PROVIDED RECORDS
═══

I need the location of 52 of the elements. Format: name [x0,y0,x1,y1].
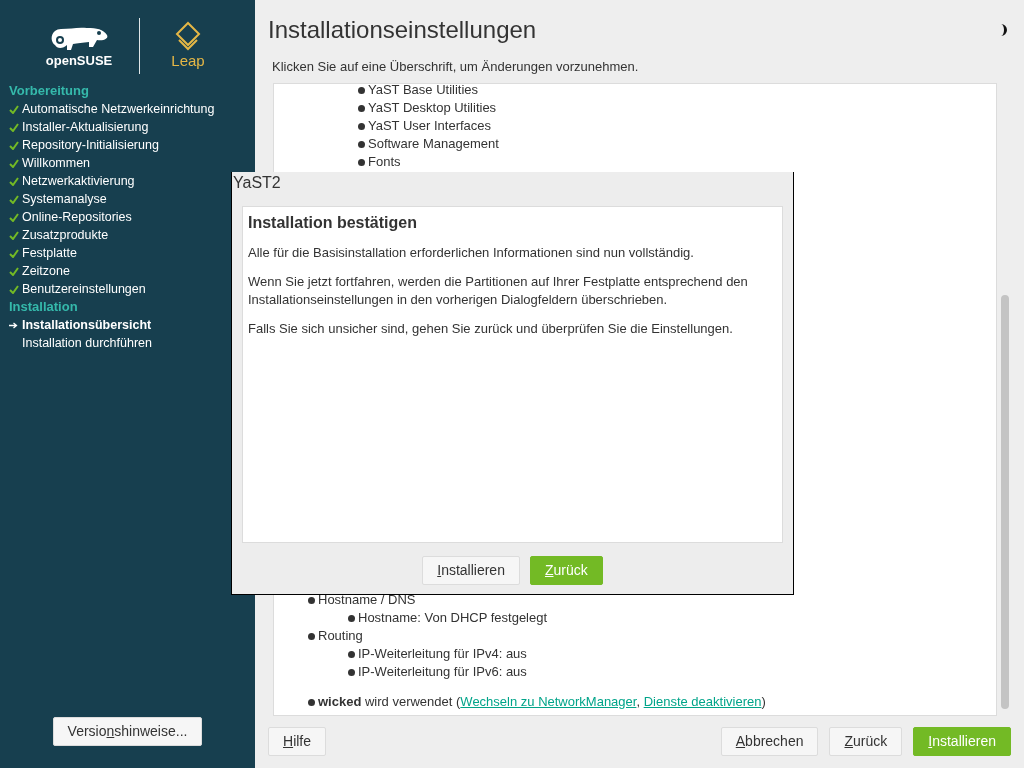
summary-item: YaST User Interfaces [368,117,492,135]
dialog-title: YaST2 [232,173,282,193]
step-item: Installation durchführen [22,335,152,352]
step-item: Automatische Netzwerkeinrichtung [22,101,215,118]
step-item: Benutzereinstellungen [22,281,146,298]
step-item: Installer-Aktualisierung [22,119,149,136]
dialog-paragraph: Alle für die Basisinstallation erforderlichen Informationen sind nun vollständig. [248,244,695,262]
secondary-button[interactable]: Versionshinweise... [52,717,203,746]
secondary-button[interactable]: Installieren [422,556,520,585]
secondary-button[interactable]: Abbrechen [720,726,819,756]
summary-item: Fonts [368,153,401,171]
network-sentence: wicked wird verwendet (Wechseln zu NetworkManager, Dienste deaktivieren) [318,693,766,711]
section-heading: Vorbereitung [9,82,90,100]
summary-item: Hostname: Von DHCP festgelegt [358,609,548,627]
step-item: Systemanalyse [22,191,107,208]
bullet-icon [348,668,355,676]
summary-item: YaST Base Utilities [368,84,479,99]
brand-name: openSUSE [45,53,113,69]
summary-item: IP-Weiterleitung für IPv4: aus [358,645,527,663]
bullet-icon [308,632,315,640]
step-item: Zeitzone [22,263,70,280]
bullet-icon [308,596,315,604]
step-item: Willkommen [22,155,91,172]
summary-item: Software Management [368,135,499,153]
hint-text: Klicken Sie auf eine Überschrift, um Änderungen vorzunehmen. [271,60,640,74]
summary-item: YaST Desktop Utilities [368,99,497,117]
bullet-icon [358,122,365,130]
dialog-paragraph: Falls Sie sich unsicher sind, gehen Sie zurück und überprüfen Sie die Einstellungen. [248,320,734,338]
bullet-icon [358,140,365,148]
product-name: Leap [171,51,205,71]
summary-item: Hostname / DNS [318,591,416,609]
step-item: Zusatzprodukte [22,227,109,244]
bullet-icon [358,104,365,112]
secondary-button[interactable]: Hilfe [268,726,327,756]
page-title: Installationseinstellungen [268,15,537,45]
step-item: Festplatte [22,245,77,262]
summary-item: IP-Weiterleitung für IPv6: aus [358,663,527,681]
bullet-icon [348,650,355,658]
summary-item: Routing [318,627,363,645]
step-item: Repository-Initialisierung [22,137,159,154]
dialog-heading: Installation bestätigen [248,213,418,233]
bullet-icon [348,614,355,622]
secondary-button[interactable]: Zurück [829,726,903,756]
step-item: Netzwerkaktivierung [22,173,135,190]
bullet-icon [308,698,315,706]
step-item: Online-Repositories [22,209,132,226]
arrow-icon [9,321,18,329]
step-item: Installationsübersicht [22,317,152,334]
diamond-icon [175,21,201,51]
bullet-icon [358,158,365,166]
bullet-icon [358,86,365,94]
dialog-paragraph: Wenn Sie jetzt fortfahren, werden die Partitionen auf Ihrer Festplatte entsprechend den Installationseinstellungen in den vorherigen Dialogfeldern überschrieben. [248,273,749,309]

═══

WHAT IS BEING ASKED
Reproduce every line of the listing above without alteration, omitting the picture.

SOLUTION TO THIS PROBLEM
I need the location of 52 of the elements. Format: name [x0,y0,x1,y1].
summary-item: YaST User Interfaces [368,117,492,135]
dialog-title: YaST2 [232,173,282,193]
step-item: Installation durchführen [22,335,152,352]
step-item: Automatische Netzwerkeinrichtung [22,101,215,118]
step-item: Benutzereinstellungen [22,281,146,298]
step-item: Installer-Aktualisierung [22,119,149,136]
dialog-paragraph: Alle für die Basisinstallation erforderlichen Informationen sind nun vollständig. [248,244,695,262]
secondary-button[interactable]: Versionshinweise... [52,717,203,746]
secondary-button[interactable]: Installieren [422,556,520,585]
secondary-button[interactable]: Abbrechen [720,726,819,756]
summary-item: Fonts [368,153,401,171]
network-sentence: wicked wird verwendet (Wechseln zu NetworkManager, Dienste deaktivieren) [318,693,766,711]
section-heading: Vorbereitung [9,82,90,100]
summary-item: Hostname: Von DHCP festgelegt [358,609,548,627]
step-item: Systemanalyse [22,191,107,208]
bullet-icon [348,668,355,676]
summary-item: YaST Base Utilities [368,84,479,99]
brand-name: openSUSE [45,53,113,69]
summary-item: IP-Weiterleitung für IPv4: aus [358,645,527,663]
bullet-icon [308,632,315,640]
step-item: Zeitzone [22,263,70,280]
bullet-icon [308,596,315,604]
step-item: Willkommen [22,155,91,172]
summary-item: Software Management [368,135,499,153]
hint-text: Klicken Sie auf eine Überschrift, um Änderungen vorzunehmen. [271,60,640,74]
summary-item: YaST Desktop Utilities [368,99,497,117]
bullet-icon [358,122,365,130]
dialog-paragraph: Falls Sie sich unsicher sind, gehen Sie zurück und überprüfen Sie die Einstellungen. [248,320,734,338]
bullet-icon [358,140,365,148]
product-name: Leap [171,51,205,71]
summary-item: Hostname / DNS [318,591,416,609]
step-item: Zusatzprodukte [22,227,109,244]
bullet-icon [358,104,365,112]
secondary-button[interactable]: Hilfe [268,726,327,756]
page-title: Installationseinstellungen [268,15,537,45]
step-item: Festplatte [22,245,77,262]
summary-item: IP-Weiterleitung für IPv6: aus [358,663,527,681]
bullet-icon [348,650,355,658]
summary-item: Routing [318,627,363,645]
step-item: Repository-Initialisierung [22,137,159,154]
dialog-heading: Installation bestätigen [248,213,418,233]
bullet-icon [348,614,355,622]
secondary-button[interactable]: Zurück [829,726,903,756]
step-item: Netzwerkaktivierung [22,173,135,190]
bullet-icon [308,698,315,706]
step-item: Online-Repositories [22,209,132,226]
arrow-icon [9,321,18,329]
step-item: Installationsübersicht [22,317,152,334]
diamond-icon [175,21,201,51]
bullet-icon [358,158,365,166]
bullet-icon [358,86,365,94]
dialog-paragraph: Wenn Sie jetzt fortfahren, werden die Partitionen auf Ihrer Festplatte entsprechend den Installationseinstellungen in den vorherigen Dialogfeldern überschrieben. [248,273,749,309]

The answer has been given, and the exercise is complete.